### Your task
Locate every line in the records below that contains the word "paragraph", and copy each one.

### The records
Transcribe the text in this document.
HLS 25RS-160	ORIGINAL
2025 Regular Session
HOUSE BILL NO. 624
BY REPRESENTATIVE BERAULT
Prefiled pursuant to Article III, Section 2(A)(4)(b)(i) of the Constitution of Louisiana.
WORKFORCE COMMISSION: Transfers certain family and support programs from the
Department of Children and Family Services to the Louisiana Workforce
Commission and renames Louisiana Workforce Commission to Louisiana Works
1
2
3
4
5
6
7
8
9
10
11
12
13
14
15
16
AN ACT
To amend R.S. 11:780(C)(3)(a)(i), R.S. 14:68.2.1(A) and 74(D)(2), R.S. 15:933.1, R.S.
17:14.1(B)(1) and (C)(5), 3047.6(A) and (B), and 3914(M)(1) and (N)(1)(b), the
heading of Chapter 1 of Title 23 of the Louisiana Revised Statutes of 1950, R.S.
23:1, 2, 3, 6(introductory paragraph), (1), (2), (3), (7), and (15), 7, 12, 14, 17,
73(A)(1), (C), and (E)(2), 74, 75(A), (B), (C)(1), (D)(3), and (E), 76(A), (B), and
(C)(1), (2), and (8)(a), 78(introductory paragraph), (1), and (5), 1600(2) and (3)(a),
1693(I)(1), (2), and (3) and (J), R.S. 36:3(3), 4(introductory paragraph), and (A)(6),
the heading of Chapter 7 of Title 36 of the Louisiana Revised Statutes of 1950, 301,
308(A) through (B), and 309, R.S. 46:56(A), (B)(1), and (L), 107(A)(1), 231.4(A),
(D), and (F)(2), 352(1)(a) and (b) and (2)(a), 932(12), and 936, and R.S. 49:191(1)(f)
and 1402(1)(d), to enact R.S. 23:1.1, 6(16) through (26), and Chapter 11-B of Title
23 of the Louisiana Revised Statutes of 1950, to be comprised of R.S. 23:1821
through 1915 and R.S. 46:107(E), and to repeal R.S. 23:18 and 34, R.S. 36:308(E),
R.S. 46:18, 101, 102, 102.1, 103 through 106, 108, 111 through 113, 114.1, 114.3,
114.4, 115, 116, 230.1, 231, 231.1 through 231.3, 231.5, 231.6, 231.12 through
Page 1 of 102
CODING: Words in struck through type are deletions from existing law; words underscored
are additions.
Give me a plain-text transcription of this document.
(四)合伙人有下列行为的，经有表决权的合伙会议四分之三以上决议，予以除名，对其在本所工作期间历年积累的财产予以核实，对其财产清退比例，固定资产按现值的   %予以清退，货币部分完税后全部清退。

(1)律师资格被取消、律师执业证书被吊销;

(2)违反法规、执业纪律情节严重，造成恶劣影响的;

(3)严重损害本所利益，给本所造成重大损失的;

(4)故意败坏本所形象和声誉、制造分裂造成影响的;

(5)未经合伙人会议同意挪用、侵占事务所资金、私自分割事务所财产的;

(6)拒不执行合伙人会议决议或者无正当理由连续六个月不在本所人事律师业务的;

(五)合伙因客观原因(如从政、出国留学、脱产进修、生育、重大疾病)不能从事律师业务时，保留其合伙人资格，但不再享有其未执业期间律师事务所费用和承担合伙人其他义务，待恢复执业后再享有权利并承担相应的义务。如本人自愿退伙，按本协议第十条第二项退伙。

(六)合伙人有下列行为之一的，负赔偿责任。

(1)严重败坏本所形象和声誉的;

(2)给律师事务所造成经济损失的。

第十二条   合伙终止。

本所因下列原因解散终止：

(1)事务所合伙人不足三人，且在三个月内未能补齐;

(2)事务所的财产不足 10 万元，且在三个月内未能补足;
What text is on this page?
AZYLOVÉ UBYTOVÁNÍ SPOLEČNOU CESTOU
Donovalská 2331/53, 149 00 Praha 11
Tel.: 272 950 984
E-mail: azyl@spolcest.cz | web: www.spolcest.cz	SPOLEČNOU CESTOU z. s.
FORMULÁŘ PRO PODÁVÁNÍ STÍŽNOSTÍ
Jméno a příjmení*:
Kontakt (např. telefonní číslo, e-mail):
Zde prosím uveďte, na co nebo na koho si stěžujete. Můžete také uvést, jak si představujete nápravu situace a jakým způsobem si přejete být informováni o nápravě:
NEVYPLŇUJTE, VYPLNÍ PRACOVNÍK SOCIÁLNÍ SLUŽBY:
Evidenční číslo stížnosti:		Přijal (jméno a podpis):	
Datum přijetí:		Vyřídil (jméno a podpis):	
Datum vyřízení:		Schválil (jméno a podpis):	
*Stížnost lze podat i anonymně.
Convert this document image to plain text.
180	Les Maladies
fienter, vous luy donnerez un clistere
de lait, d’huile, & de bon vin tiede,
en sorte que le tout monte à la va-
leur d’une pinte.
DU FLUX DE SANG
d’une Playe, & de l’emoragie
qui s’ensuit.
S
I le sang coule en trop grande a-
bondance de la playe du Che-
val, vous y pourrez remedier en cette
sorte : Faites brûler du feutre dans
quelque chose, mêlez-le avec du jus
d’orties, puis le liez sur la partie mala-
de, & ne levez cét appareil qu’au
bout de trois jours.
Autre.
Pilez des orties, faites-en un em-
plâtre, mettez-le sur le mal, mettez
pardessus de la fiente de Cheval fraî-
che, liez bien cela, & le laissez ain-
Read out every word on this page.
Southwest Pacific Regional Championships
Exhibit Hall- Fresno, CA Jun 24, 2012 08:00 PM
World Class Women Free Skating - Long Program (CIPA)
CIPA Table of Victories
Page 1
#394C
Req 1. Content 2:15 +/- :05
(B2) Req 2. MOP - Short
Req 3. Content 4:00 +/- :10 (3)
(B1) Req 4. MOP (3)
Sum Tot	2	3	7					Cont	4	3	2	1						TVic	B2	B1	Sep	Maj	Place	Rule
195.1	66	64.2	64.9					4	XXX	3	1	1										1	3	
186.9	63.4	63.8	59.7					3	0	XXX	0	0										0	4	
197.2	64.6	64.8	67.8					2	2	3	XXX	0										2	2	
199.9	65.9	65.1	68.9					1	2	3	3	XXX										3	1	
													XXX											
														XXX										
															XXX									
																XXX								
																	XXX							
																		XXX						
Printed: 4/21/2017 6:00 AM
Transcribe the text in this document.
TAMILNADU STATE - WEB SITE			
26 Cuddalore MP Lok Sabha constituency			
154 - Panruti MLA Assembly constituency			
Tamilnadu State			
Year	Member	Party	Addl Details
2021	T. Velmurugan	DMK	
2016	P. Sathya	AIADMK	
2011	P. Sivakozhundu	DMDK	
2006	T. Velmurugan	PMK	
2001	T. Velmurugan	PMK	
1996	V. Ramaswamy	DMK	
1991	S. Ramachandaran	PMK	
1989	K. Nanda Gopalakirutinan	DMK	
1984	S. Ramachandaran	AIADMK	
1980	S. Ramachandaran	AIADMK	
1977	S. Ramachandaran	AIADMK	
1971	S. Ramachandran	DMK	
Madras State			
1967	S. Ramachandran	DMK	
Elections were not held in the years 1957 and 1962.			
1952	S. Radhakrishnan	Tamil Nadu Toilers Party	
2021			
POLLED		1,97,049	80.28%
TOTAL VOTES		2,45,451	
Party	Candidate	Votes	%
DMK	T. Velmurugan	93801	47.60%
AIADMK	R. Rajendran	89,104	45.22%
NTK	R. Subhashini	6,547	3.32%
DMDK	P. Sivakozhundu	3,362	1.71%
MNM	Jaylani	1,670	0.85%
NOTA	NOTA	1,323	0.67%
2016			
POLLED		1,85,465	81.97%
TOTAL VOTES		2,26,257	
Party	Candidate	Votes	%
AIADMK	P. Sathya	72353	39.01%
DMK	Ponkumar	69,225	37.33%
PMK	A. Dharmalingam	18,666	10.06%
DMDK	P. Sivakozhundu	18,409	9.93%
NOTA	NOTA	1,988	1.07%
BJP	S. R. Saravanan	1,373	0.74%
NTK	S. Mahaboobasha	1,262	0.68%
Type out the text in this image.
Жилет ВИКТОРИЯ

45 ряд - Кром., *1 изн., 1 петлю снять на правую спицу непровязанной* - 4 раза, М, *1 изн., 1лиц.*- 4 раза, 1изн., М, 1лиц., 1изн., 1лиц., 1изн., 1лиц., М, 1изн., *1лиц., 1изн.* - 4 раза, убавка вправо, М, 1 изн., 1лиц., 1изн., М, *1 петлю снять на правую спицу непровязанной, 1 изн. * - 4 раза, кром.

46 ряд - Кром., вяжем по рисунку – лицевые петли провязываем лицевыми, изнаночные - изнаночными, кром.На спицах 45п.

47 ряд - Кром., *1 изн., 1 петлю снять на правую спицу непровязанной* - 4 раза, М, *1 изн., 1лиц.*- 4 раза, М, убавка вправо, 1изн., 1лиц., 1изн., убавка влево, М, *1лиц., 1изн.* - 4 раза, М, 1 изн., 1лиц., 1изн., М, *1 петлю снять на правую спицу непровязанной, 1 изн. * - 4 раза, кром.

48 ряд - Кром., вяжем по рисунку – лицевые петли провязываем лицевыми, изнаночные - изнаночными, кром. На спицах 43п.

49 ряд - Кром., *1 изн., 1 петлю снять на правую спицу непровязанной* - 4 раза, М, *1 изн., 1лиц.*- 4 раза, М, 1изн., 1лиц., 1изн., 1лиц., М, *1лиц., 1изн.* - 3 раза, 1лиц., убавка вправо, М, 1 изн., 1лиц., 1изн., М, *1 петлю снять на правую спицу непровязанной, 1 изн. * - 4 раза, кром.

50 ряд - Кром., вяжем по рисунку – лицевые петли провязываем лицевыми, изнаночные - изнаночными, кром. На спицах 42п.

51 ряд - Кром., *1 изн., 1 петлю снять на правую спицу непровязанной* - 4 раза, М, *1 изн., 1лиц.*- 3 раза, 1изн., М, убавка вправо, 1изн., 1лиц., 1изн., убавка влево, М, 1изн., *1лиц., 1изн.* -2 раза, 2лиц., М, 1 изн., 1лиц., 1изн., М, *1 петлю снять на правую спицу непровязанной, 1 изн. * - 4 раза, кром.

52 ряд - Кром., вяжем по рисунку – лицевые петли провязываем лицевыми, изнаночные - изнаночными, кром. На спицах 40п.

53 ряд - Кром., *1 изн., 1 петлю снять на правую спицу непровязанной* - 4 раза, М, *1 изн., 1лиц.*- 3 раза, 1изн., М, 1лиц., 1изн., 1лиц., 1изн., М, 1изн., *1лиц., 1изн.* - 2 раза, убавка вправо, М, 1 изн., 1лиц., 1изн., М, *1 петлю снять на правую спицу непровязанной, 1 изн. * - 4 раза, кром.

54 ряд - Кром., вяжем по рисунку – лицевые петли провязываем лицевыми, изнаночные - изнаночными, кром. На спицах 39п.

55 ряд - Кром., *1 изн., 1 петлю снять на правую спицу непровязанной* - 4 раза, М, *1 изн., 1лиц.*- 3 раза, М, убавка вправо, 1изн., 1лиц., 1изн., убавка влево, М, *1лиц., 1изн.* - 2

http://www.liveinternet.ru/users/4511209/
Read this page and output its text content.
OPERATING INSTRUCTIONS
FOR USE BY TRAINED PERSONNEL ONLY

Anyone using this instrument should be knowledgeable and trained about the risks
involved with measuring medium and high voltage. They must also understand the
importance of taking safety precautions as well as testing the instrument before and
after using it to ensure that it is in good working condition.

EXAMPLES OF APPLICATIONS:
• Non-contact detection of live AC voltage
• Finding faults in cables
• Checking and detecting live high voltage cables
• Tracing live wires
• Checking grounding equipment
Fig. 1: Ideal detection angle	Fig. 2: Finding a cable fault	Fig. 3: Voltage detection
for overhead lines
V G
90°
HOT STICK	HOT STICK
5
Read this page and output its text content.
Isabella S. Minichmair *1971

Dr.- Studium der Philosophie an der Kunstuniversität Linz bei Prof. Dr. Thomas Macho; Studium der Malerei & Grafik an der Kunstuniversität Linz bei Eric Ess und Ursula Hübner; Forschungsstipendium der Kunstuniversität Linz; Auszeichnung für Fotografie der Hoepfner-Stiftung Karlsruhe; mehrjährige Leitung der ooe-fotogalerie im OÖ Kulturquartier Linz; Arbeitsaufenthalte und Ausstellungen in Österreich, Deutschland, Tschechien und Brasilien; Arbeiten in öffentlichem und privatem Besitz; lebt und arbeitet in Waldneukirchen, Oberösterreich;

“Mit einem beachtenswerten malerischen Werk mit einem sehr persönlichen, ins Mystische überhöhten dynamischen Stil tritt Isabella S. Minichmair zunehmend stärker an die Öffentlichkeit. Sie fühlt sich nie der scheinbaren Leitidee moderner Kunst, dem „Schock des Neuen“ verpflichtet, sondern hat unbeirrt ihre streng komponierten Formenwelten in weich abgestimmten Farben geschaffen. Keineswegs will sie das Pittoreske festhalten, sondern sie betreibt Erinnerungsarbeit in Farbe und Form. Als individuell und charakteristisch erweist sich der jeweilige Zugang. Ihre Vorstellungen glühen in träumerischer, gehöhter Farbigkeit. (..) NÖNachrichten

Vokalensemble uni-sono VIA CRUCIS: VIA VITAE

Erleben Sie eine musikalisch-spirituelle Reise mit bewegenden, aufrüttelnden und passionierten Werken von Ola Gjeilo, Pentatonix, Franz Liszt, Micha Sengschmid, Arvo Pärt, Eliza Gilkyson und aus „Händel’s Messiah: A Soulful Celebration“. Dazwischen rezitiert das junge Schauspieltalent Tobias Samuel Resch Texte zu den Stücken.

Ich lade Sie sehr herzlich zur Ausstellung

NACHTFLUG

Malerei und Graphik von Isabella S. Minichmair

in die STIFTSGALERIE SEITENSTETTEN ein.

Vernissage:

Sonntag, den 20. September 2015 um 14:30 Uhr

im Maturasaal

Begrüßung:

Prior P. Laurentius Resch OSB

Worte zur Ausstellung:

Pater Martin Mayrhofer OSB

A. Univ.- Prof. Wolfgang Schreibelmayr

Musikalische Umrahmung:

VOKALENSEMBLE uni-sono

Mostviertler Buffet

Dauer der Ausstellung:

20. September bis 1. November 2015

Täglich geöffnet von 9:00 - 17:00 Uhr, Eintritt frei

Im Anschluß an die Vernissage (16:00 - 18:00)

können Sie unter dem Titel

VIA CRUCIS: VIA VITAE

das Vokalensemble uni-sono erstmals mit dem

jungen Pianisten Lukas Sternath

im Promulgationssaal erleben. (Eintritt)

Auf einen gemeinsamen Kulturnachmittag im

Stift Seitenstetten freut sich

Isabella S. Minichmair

### Result of this task
23:1, 2, 3, 6(introductory paragraph), (1), (2), (3), (7), and (15), 7, 12, 14, 17,
(C)(1), (2), and (8)(a), 78(introductory paragraph), (1), and (5), 1600(2) and (3)(a),
1693(I)(1), (2), and (3) and (J), R.S. 36:3(3), 4(introductory paragraph), and (A)(6),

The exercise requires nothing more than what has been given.